§ **EXERCISE DESCRIPTION**
Restate the whole of the material. Keep every word, and drop the pictures.

**** AVAILABLE DATA

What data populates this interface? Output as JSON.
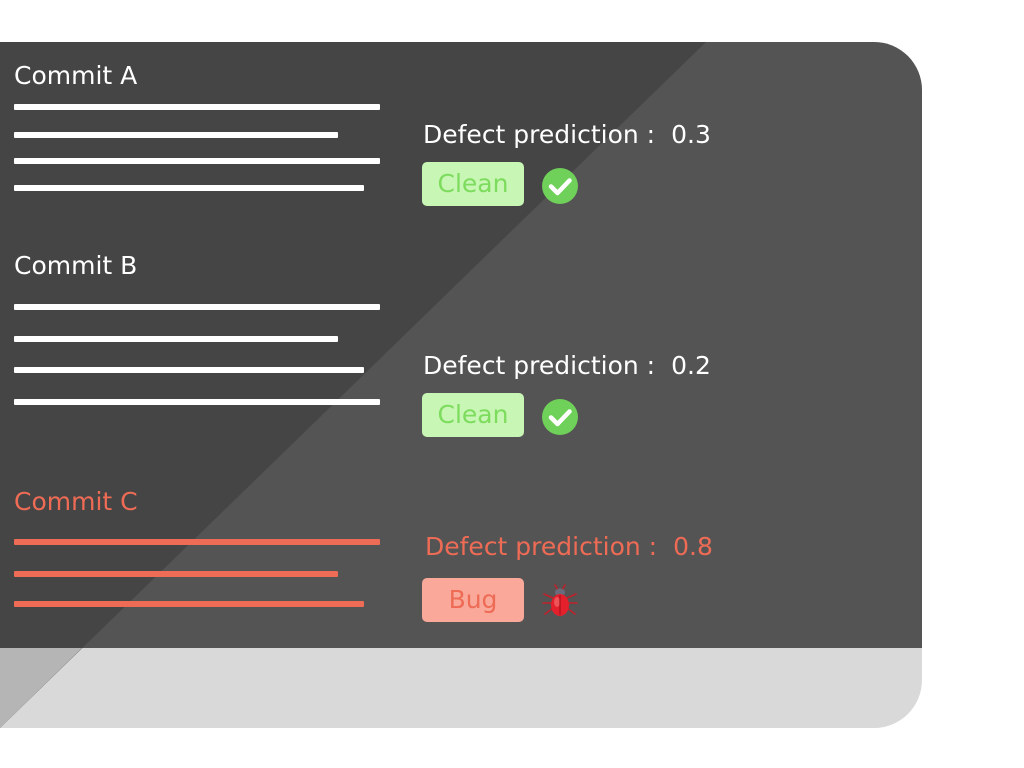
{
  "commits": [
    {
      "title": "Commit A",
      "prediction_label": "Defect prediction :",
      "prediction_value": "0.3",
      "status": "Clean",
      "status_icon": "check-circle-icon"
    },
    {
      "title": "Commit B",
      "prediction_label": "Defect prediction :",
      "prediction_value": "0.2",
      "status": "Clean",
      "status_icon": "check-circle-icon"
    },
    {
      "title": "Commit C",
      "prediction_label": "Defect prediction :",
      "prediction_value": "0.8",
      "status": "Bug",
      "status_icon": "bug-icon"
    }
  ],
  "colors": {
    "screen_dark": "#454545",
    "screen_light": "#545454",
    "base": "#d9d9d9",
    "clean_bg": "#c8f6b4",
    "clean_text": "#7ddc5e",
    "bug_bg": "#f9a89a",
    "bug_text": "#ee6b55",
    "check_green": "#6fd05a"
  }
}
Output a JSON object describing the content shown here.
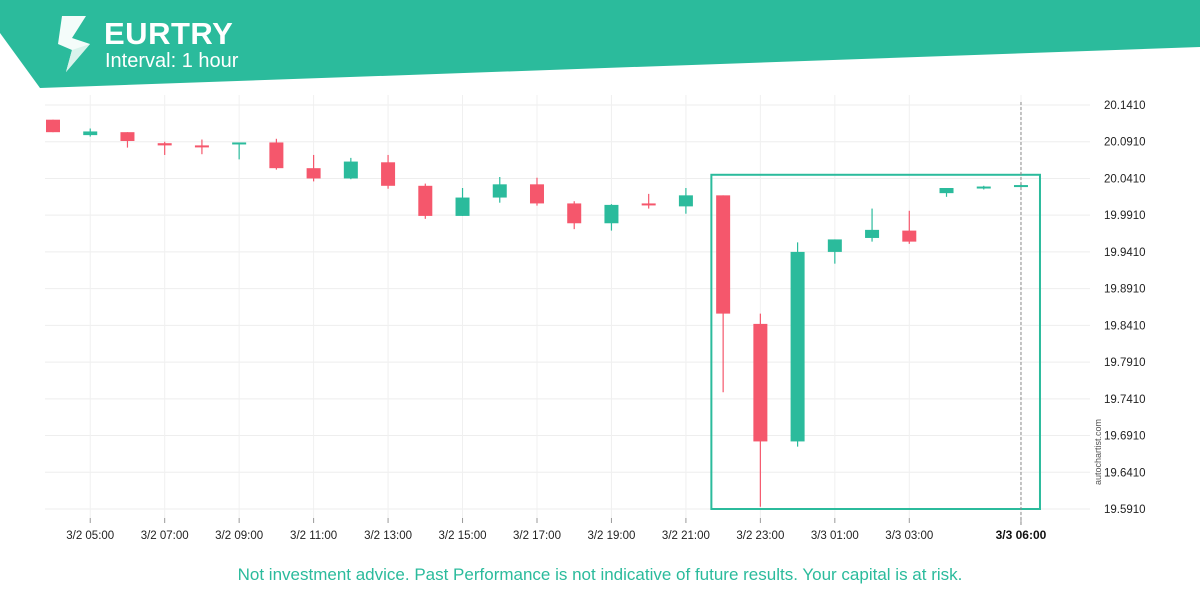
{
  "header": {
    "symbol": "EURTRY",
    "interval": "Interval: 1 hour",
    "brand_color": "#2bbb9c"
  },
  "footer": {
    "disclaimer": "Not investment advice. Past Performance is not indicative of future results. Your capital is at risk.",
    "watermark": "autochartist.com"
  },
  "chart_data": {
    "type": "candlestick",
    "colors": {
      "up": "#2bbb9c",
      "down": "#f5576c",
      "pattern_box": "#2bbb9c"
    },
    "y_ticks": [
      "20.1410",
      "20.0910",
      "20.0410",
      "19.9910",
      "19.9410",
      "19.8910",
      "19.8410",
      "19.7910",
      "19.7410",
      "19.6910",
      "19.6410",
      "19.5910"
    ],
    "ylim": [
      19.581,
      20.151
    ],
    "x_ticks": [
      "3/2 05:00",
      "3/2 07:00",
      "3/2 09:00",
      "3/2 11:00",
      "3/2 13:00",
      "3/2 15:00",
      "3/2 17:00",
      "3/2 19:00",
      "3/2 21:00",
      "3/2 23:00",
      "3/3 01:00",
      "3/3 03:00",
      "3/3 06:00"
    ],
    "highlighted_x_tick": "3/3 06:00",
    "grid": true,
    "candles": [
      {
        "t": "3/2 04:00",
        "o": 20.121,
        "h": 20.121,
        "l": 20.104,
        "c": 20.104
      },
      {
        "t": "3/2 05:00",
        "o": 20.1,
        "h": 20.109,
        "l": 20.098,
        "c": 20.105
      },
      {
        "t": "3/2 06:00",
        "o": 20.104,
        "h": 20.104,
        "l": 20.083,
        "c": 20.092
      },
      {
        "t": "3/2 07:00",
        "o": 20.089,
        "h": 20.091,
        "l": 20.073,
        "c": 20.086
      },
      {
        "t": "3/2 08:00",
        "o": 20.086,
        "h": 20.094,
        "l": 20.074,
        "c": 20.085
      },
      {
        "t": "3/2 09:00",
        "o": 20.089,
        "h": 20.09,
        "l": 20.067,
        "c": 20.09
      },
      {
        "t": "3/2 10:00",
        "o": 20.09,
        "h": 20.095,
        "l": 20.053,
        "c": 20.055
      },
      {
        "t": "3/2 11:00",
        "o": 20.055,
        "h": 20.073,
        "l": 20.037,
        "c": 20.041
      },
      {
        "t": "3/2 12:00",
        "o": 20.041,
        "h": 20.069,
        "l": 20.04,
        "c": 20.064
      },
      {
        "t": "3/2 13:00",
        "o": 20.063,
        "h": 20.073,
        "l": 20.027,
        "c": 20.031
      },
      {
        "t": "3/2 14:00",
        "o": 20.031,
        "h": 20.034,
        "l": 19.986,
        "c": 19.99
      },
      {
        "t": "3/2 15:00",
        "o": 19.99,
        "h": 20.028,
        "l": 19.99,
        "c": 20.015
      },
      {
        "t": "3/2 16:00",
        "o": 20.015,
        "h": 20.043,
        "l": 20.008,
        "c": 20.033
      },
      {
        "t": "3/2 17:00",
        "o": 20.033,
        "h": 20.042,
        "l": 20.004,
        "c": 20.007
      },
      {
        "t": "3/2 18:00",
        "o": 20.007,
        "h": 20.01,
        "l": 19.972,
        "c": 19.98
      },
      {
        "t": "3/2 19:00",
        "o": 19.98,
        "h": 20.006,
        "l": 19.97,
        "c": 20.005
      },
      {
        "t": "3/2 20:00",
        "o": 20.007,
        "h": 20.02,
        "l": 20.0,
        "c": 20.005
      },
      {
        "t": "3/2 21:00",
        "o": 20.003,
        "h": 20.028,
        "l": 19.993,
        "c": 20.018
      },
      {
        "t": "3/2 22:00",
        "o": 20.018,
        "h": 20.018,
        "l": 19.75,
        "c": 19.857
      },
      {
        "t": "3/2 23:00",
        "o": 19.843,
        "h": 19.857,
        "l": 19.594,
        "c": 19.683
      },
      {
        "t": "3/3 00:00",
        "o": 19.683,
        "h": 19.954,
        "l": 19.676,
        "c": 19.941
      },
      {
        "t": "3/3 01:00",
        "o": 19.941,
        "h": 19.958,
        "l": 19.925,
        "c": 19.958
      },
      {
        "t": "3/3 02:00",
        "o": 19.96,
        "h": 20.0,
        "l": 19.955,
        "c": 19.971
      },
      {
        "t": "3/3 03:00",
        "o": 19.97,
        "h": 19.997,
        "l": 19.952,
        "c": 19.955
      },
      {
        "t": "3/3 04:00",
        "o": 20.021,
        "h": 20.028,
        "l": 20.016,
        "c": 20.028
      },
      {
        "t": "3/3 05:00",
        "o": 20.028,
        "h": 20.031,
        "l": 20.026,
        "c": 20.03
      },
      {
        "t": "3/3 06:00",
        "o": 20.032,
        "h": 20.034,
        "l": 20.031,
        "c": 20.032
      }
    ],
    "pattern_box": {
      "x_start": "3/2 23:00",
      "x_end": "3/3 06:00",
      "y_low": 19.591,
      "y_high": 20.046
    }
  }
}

********

§ **COMPLETE OUTPUT**
What data populates this interface? Output as JSON.
{
  "commits": [
    {
      "title": "Commit A",
      "prediction_label": "Defect prediction :",
      "prediction_value": "0.3",
      "status": "Clean",
      "status_icon": "check-circle-icon"
    },
    {
      "title": "Commit B",
      "prediction_label": "Defect prediction :",
      "prediction_value": "0.2",
      "status": "Clean",
      "status_icon": "check-circle-icon"
    },
    {
      "title": "Commit C",
      "prediction_label": "Defect prediction :",
      "prediction_value": "0.8",
      "status": "Bug",
      "status_icon": "bug-icon"
    }
  ],
  "colors": {
    "screen_dark": "#454545",
    "screen_light": "#545454",
    "base": "#d9d9d9",
    "clean_bg": "#c8f6b4",
    "clean_text": "#7ddc5e",
    "bug_bg": "#f9a89a",
    "bug_text": "#ee6b55",
    "check_green": "#6fd05a"
  }
}
Output a JSON object describing the content shown here.
{
  "header": {
    "symbol": "EURTRY",
    "interval": "Interval: 1 hour",
    "brand_color": "#2bbb9c"
  },
  "footer": {
    "disclaimer": "Not investment advice. Past Performance is not indicative of future results. Your capital is at risk.",
    "watermark": "autochartist.com"
  },
  "chart_data": {
    "type": "candlestick",
    "colors": {
      "up": "#2bbb9c",
      "down": "#f5576c",
      "pattern_box": "#2bbb9c"
    },
    "y_ticks": [
      "20.1410",
      "20.0910",
      "20.0410",
      "19.9910",
      "19.9410",
      "19.8910",
      "19.8410",
      "19.7910",
      "19.7410",
      "19.6910",
      "19.6410",
      "19.5910"
    ],
    "ylim": [
      19.581,
      20.151
    ],
    "x_ticks": [
      "3/2 05:00",
      "3/2 07:00",
      "3/2 09:00",
      "3/2 11:00",
      "3/2 13:00",
      "3/2 15:00",
      "3/2 17:00",
      "3/2 19:00",
      "3/2 21:00",
      "3/2 23:00",
      "3/3 01:00",
      "3/3 03:00",
      "3/3 06:00"
    ],
    "highlighted_x_tick": "3/3 06:00",
    "grid": true,
    "candles": [
      {
        "t": "3/2 04:00",
        "o": 20.121,
        "h": 20.121,
        "l": 20.104,
        "c": 20.104
      },
      {
        "t": "3/2 05:00",
        "o": 20.1,
        "h": 20.109,
        "l": 20.098,
        "c": 20.105
      },
      {
        "t": "3/2 06:00",
        "o": 20.104,
        "h": 20.104,
        "l": 20.083,
        "c": 20.092
      },
      {
        "t": "3/2 07:00",
        "o": 20.089,
        "h": 20.091,
        "l": 20.073,
        "c": 20.086
      },
      {
        "t": "3/2 08:00",
        "o": 20.086,
        "h": 20.094,
        "l": 20.074,
        "c": 20.085
      },
      {
        "t": "3/2 09:00",
        "o": 20.089,
        "h": 20.09,
        "l": 20.067,
        "c": 20.09
      },
      {
        "t": "3/2 10:00",
        "o": 20.09,
        "h": 20.095,
        "l": 20.053,
        "c": 20.055
      },
      {
        "t": "3/2 11:00",
        "o": 20.055,
        "h": 20.073,
        "l": 20.037,
        "c": 20.041
      },
      {
        "t": "3/2 12:00",
        "o": 20.041,
        "h": 20.069,
        "l": 20.04,
        "c": 20.064
      },
      {
        "t": "3/2 13:00",
        "o": 20.063,
        "h": 20.073,
        "l": 20.027,
        "c": 20.031
      },
      {
        "t": "3/2 14:00",
        "o": 20.031,
        "h": 20.034,
        "l": 19.986,
        "c": 19.99
      },
      {
        "t": "3/2 15:00",
        "o": 19.99,
        "h": 20.028,
        "l": 19.99,
        "c": 20.015
      },
      {
        "t": "3/2 16:00",
        "o": 20.015,
        "h": 20.043,
        "l": 20.008,
        "c": 20.033
      },
      {
        "t": "3/2 17:00",
        "o": 20.033,
        "h": 20.042,
        "l": 20.004,
        "c": 20.007
      },
      {
        "t": "3/2 18:00",
        "o": 20.007,
        "h": 20.01,
        "l": 19.972,
        "c": 19.98
      },
      {
        "t": "3/2 19:00",
        "o": 19.98,
        "h": 20.006,
        "l": 19.97,
        "c": 20.005
      },
      {
        "t": "3/2 20:00",
        "o": 20.007,
        "h": 20.02,
        "l": 20.0,
        "c": 20.005
      },
      {
        "t": "3/2 21:00",
        "o": 20.003,
        "h": 20.028,
        "l": 19.993,
        "c": 20.018
      },
      {
        "t": "3/2 22:00",
        "o": 20.018,
        "h": 20.018,
        "l": 19.75,
        "c": 19.857
      },
      {
        "t": "3/2 23:00",
        "o": 19.843,
        "h": 19.857,
        "l": 19.594,
        "c": 19.683
      },
      {
        "t": "3/3 00:00",
        "o": 19.683,
        "h": 19.954,
        "l": 19.676,
        "c": 19.941
      },
      {
        "t": "3/3 01:00",
        "o": 19.941,
        "h": 19.958,
        "l": 19.925,
        "c": 19.958
      },
      {
        "t": "3/3 02:00",
        "o": 19.96,
        "h": 20.0,
        "l": 19.955,
        "c": 19.971
      },
      {
        "t": "3/3 03:00",
        "o": 19.97,
        "h": 19.997,
        "l": 19.952,
        "c": 19.955
      },
      {
        "t": "3/3 04:00",
        "o": 20.021,
        "h": 20.028,
        "l": 20.016,
        "c": 20.028
      },
      {
        "t": "3/3 05:00",
        "o": 20.028,
        "h": 20.031,
        "l": 20.026,
        "c": 20.03
      },
      {
        "t": "3/3 06:00",
        "o": 20.032,
        "h": 20.034,
        "l": 20.031,
        "c": 20.032
      }
    ],
    "pattern_box": {
      "x_start": "3/2 23:00",
      "x_end": "3/3 06:00",
      "y_low": 19.591,
      "y_high": 20.046
    }
  }
}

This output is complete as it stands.